* [Work instructions]: Every line holding the word "value" counts once. Give the total, nothing more.

* [Material]:
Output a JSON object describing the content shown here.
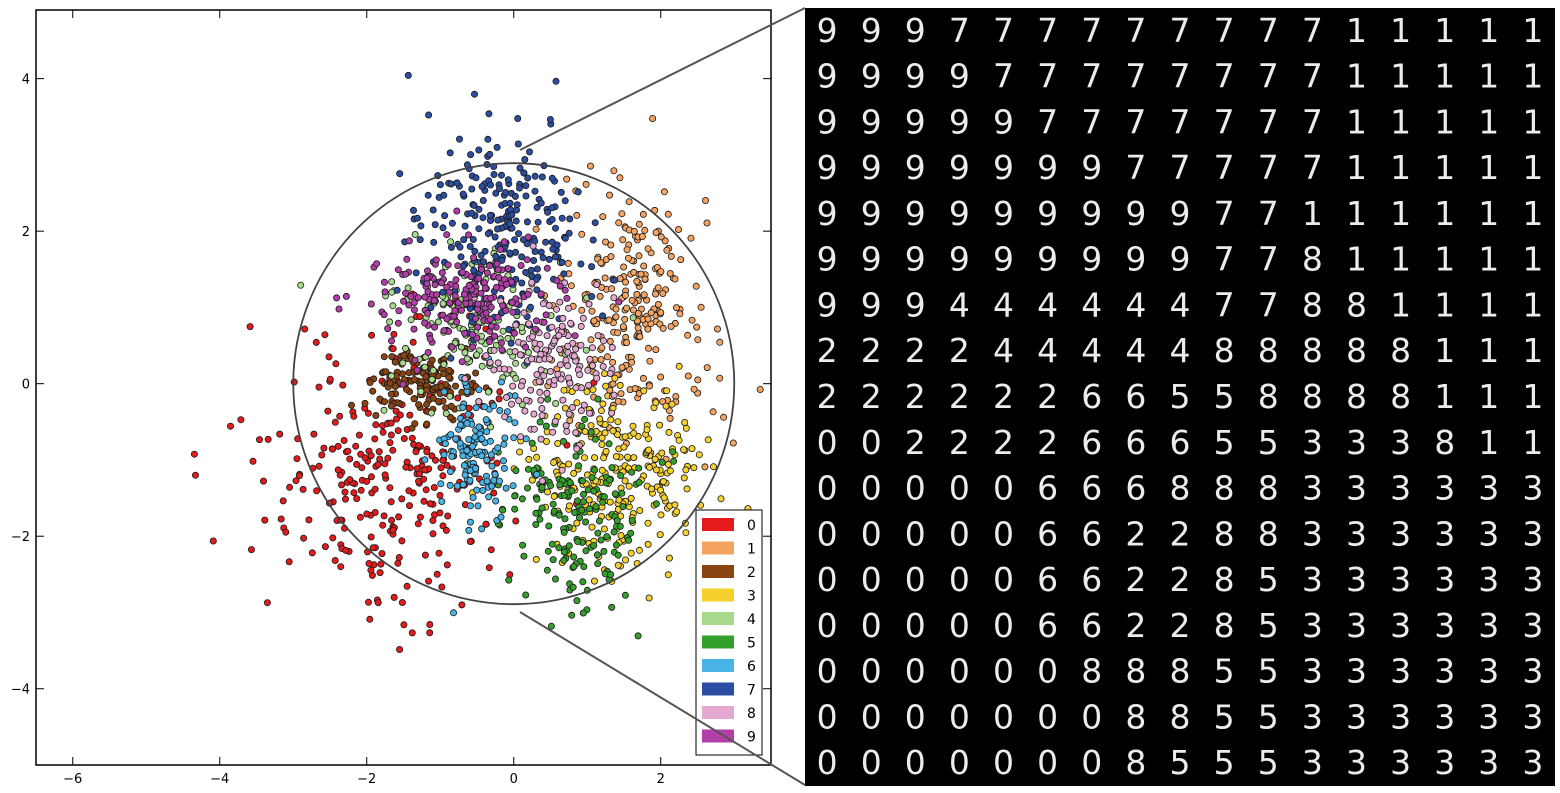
{
  "chart_data": [
    {
      "type": "scatter",
      "title": "",
      "xlabel": "",
      "ylabel": "",
      "xlim": [
        -6.5,
        3.5
      ],
      "ylim": [
        -5,
        4.9
      ],
      "xticks": [
        -6,
        -4,
        -2,
        0,
        2
      ],
      "yticks": [
        -4,
        -2,
        0,
        2,
        4
      ],
      "tick_labels": {
        "x": [
          "−6",
          "−4",
          "−2",
          "0",
          "2"
        ],
        "y": [
          "−4",
          "−2",
          "0",
          "2",
          "4"
        ]
      },
      "grid": false,
      "legend_position": "bottom-right",
      "annotation": {
        "type": "circle",
        "center": [
          0,
          0
        ],
        "radius": 3
      },
      "series": [
        {
          "name": "0",
          "color": "#e41a1c",
          "count": 300,
          "center": [
            -1.7,
            -1.1
          ],
          "spread": [
            0.9,
            0.9
          ]
        },
        {
          "name": "1",
          "color": "#f4a460",
          "count": 260,
          "center": [
            1.6,
            0.9
          ],
          "spread": [
            0.5,
            0.8
          ]
        },
        {
          "name": "2",
          "color": "#8b4513",
          "count": 150,
          "center": [
            -1.2,
            0.0
          ],
          "spread": [
            0.4,
            0.2
          ]
        },
        {
          "name": "3",
          "color": "#f6d12e",
          "count": 260,
          "center": [
            1.4,
            -1.2
          ],
          "spread": [
            0.6,
            0.6
          ]
        },
        {
          "name": "4",
          "color": "#a6d98c",
          "count": 160,
          "center": [
            -0.6,
            0.7
          ],
          "spread": [
            0.6,
            0.5
          ]
        },
        {
          "name": "5",
          "color": "#33a02c",
          "count": 180,
          "center": [
            0.8,
            -1.6
          ],
          "spread": [
            0.5,
            0.6
          ]
        },
        {
          "name": "6",
          "color": "#4ab3e6",
          "count": 140,
          "center": [
            -0.5,
            -0.9
          ],
          "spread": [
            0.25,
            0.5
          ]
        },
        {
          "name": "7",
          "color": "#2b4ea2",
          "count": 260,
          "center": [
            -0.2,
            2.0
          ],
          "spread": [
            0.6,
            0.7
          ]
        },
        {
          "name": "8",
          "color": "#e5a8d0",
          "count": 160,
          "center": [
            0.5,
            0.2
          ],
          "spread": [
            0.4,
            0.5
          ]
        },
        {
          "name": "9",
          "color": "#b23fa7",
          "count": 200,
          "center": [
            -0.8,
            1.1
          ],
          "spread": [
            0.7,
            0.4
          ]
        }
      ]
    },
    {
      "type": "image-grid",
      "title": "",
      "rows": 17,
      "cols": 17,
      "background": "#000000",
      "digits": [
        [
          "9",
          "9",
          "9",
          "7",
          "7",
          "7",
          "7",
          "7",
          "7",
          "7",
          "7",
          "7",
          "1",
          "1",
          "1",
          "1",
          "1"
        ],
        [
          "9",
          "9",
          "9",
          "9",
          "7",
          "7",
          "7",
          "7",
          "7",
          "7",
          "7",
          "7",
          "1",
          "1",
          "1",
          "1",
          "1"
        ],
        [
          "9",
          "9",
          "9",
          "9",
          "9",
          "7",
          "7",
          "7",
          "7",
          "7",
          "7",
          "7",
          "1",
          "1",
          "1",
          "1",
          "1"
        ],
        [
          "9",
          "9",
          "9",
          "9",
          "9",
          "9",
          "9",
          "7",
          "7",
          "7",
          "7",
          "7",
          "1",
          "1",
          "1",
          "1",
          "1"
        ],
        [
          "9",
          "9",
          "9",
          "9",
          "9",
          "9",
          "9",
          "9",
          "9",
          "7",
          "7",
          "1",
          "1",
          "1",
          "1",
          "1",
          "1"
        ],
        [
          "9",
          "9",
          "9",
          "9",
          "9",
          "9",
          "9",
          "9",
          "9",
          "7",
          "7",
          "8",
          "1",
          "1",
          "1",
          "1",
          "1"
        ],
        [
          "9",
          "9",
          "9",
          "4",
          "4",
          "4",
          "4",
          "4",
          "4",
          "7",
          "7",
          "8",
          "8",
          "1",
          "1",
          "1",
          "1"
        ],
        [
          "2",
          "2",
          "2",
          "2",
          "4",
          "4",
          "4",
          "4",
          "4",
          "8",
          "8",
          "8",
          "8",
          "8",
          "1",
          "1",
          "1"
        ],
        [
          "2",
          "2",
          "2",
          "2",
          "2",
          "2",
          "6",
          "6",
          "5",
          "5",
          "8",
          "8",
          "8",
          "8",
          "1",
          "1",
          "1"
        ],
        [
          "0",
          "0",
          "2",
          "2",
          "2",
          "2",
          "6",
          "6",
          "6",
          "5",
          "5",
          "3",
          "3",
          "3",
          "8",
          "1",
          "1"
        ],
        [
          "0",
          "0",
          "0",
          "0",
          "0",
          "6",
          "6",
          "6",
          "8",
          "8",
          "8",
          "3",
          "3",
          "3",
          "3",
          "3",
          "3"
        ],
        [
          "0",
          "0",
          "0",
          "0",
          "0",
          "6",
          "6",
          "2",
          "2",
          "8",
          "8",
          "3",
          "3",
          "3",
          "3",
          "3",
          "3"
        ],
        [
          "0",
          "0",
          "0",
          "0",
          "0",
          "6",
          "6",
          "2",
          "2",
          "8",
          "5",
          "3",
          "3",
          "3",
          "3",
          "3",
          "3"
        ],
        [
          "0",
          "0",
          "0",
          "0",
          "0",
          "6",
          "6",
          "2",
          "2",
          "8",
          "5",
          "3",
          "3",
          "3",
          "3",
          "3",
          "3"
        ],
        [
          "0",
          "0",
          "0",
          "0",
          "0",
          "0",
          "8",
          "8",
          "8",
          "5",
          "5",
          "3",
          "3",
          "3",
          "3",
          "3",
          "3"
        ],
        [
          "0",
          "0",
          "0",
          "0",
          "0",
          "0",
          "0",
          "8",
          "8",
          "5",
          "5",
          "3",
          "3",
          "3",
          "3",
          "3",
          "3"
        ],
        [
          "0",
          "0",
          "0",
          "0",
          "0",
          "0",
          "0",
          "8",
          "5",
          "5",
          "5",
          "3",
          "3",
          "3",
          "3",
          "3",
          "3"
        ]
      ]
    }
  ]
}
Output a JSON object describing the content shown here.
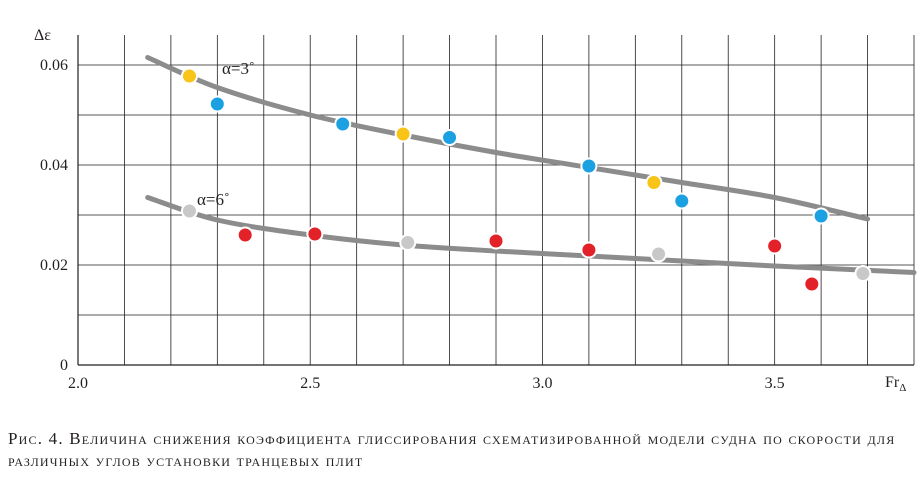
{
  "chart_data": {
    "type": "scatter",
    "ylabel": "Δε",
    "xlabel": "Fr",
    "xlabel_sub": "Δ",
    "xlim": [
      2.0,
      3.8
    ],
    "ylim": [
      0,
      0.066
    ],
    "x_ticks": [
      {
        "value": 2.0,
        "label": "2.0"
      },
      {
        "value": 2.5,
        "label": "2.5"
      },
      {
        "value": 3.0,
        "label": "3.0"
      },
      {
        "value": 3.5,
        "label": "3.5"
      }
    ],
    "y_ticks": [
      {
        "value": 0,
        "label": "0"
      },
      {
        "value": 0.02,
        "label": "0.02"
      },
      {
        "value": 0.04,
        "label": "0.04"
      },
      {
        "value": 0.06,
        "label": "0.06"
      }
    ],
    "grid": true,
    "curves": [
      {
        "label": "α=3˚",
        "color": "#8c8c8c",
        "x": [
          2.15,
          2.3,
          2.5,
          2.7,
          2.9,
          3.1,
          3.3,
          3.5,
          3.7
        ],
        "y": [
          0.0615,
          0.0555,
          0.05,
          0.046,
          0.0425,
          0.0395,
          0.0365,
          0.0335,
          0.0292
        ]
      },
      {
        "label": "α=6˚",
        "color": "#8c8c8c",
        "x": [
          2.15,
          2.3,
          2.5,
          2.7,
          2.9,
          3.1,
          3.3,
          3.5,
          3.8
        ],
        "y": [
          0.0335,
          0.029,
          0.026,
          0.024,
          0.0228,
          0.0218,
          0.0208,
          0.0198,
          0.0185
        ]
      }
    ],
    "points": [
      {
        "x": 2.24,
        "y": 0.0578,
        "color": "#f7c417"
      },
      {
        "x": 2.3,
        "y": 0.0522,
        "color": "#1ba1e2"
      },
      {
        "x": 2.57,
        "y": 0.0482,
        "color": "#1ba1e2"
      },
      {
        "x": 2.7,
        "y": 0.0462,
        "color": "#f7c417"
      },
      {
        "x": 2.8,
        "y": 0.0455,
        "color": "#1ba1e2"
      },
      {
        "x": 3.1,
        "y": 0.0398,
        "color": "#1ba1e2"
      },
      {
        "x": 3.24,
        "y": 0.0365,
        "color": "#f7c417"
      },
      {
        "x": 3.3,
        "y": 0.0328,
        "color": "#1ba1e2"
      },
      {
        "x": 3.6,
        "y": 0.0298,
        "color": "#1ba1e2"
      },
      {
        "x": 2.24,
        "y": 0.0308,
        "color": "#c8c8c8"
      },
      {
        "x": 2.36,
        "y": 0.026,
        "color": "#e32129"
      },
      {
        "x": 2.51,
        "y": 0.0262,
        "color": "#e32129"
      },
      {
        "x": 2.71,
        "y": 0.0245,
        "color": "#c8c8c8"
      },
      {
        "x": 2.9,
        "y": 0.0248,
        "color": "#e32129"
      },
      {
        "x": 3.1,
        "y": 0.023,
        "color": "#e32129"
      },
      {
        "x": 3.25,
        "y": 0.0222,
        "color": "#c8c8c8"
      },
      {
        "x": 3.5,
        "y": 0.0238,
        "color": "#e32129"
      },
      {
        "x": 3.58,
        "y": 0.0162,
        "color": "#e32129"
      },
      {
        "x": 3.69,
        "y": 0.0183,
        "color": "#c8c8c8"
      }
    ]
  },
  "caption": {
    "label": "Рис. 4.",
    "text": "Величина снижения коэффициента глиссирования схематизированной модели судна по скорости для различных углов установки транцевых плит"
  }
}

* [Written response]: 8